▶ [REQUIREMENTS]: Show each row below that contains the word "item".

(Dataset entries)

::::

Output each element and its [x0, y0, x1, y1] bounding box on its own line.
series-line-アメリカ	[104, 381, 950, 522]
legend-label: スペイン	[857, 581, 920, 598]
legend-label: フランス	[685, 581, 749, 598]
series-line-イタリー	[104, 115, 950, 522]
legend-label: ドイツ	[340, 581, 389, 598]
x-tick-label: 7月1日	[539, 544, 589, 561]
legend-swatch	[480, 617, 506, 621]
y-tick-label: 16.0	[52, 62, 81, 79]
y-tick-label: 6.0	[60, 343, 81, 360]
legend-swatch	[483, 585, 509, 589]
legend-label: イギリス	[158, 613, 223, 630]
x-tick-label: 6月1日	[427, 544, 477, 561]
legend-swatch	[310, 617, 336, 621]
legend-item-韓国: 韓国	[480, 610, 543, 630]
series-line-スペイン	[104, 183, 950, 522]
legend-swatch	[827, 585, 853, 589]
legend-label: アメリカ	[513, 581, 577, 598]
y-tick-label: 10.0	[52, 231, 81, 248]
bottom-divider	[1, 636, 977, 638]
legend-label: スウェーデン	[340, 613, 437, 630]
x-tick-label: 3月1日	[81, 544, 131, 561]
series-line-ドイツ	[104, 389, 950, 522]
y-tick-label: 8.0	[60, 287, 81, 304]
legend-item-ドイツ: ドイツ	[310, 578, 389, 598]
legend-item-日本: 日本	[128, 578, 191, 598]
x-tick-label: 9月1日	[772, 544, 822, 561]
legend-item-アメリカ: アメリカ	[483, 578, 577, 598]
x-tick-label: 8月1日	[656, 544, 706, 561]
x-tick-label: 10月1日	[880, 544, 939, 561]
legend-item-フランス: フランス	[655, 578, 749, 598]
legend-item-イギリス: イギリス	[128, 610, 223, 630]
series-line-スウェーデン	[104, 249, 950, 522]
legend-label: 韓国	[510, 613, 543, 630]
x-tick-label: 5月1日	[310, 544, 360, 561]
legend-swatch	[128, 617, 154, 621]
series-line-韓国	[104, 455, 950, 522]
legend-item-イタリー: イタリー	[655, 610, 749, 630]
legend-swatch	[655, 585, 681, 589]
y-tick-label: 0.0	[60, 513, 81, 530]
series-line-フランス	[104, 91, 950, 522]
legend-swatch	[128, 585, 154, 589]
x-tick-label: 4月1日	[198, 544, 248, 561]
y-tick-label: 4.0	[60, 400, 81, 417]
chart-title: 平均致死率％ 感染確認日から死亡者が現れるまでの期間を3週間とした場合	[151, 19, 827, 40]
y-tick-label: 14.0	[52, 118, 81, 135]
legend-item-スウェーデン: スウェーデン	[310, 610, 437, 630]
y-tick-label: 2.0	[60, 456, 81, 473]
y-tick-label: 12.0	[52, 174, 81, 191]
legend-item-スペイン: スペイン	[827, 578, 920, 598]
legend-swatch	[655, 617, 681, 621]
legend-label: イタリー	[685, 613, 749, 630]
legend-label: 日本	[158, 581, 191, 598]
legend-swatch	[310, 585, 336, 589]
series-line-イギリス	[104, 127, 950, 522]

::::

▶ [TASK RESPONSE]:
legend-item-韓国: 韓国	[480, 610, 543, 630]
legend-item-ドイツ: ドイツ	[310, 578, 389, 598]
legend-item-日本: 日本	[128, 578, 191, 598]
legend-item-アメリカ: アメリカ	[483, 578, 577, 598]
legend-item-フランス: フランス	[655, 578, 749, 598]
legend-item-イギリス: イギリス	[128, 610, 223, 630]
legend-item-イタリー: イタリー	[655, 610, 749, 630]
legend-item-スウェーデン: スウェーデン	[310, 610, 437, 630]
legend-item-スペイン: スペイン	[827, 578, 920, 598]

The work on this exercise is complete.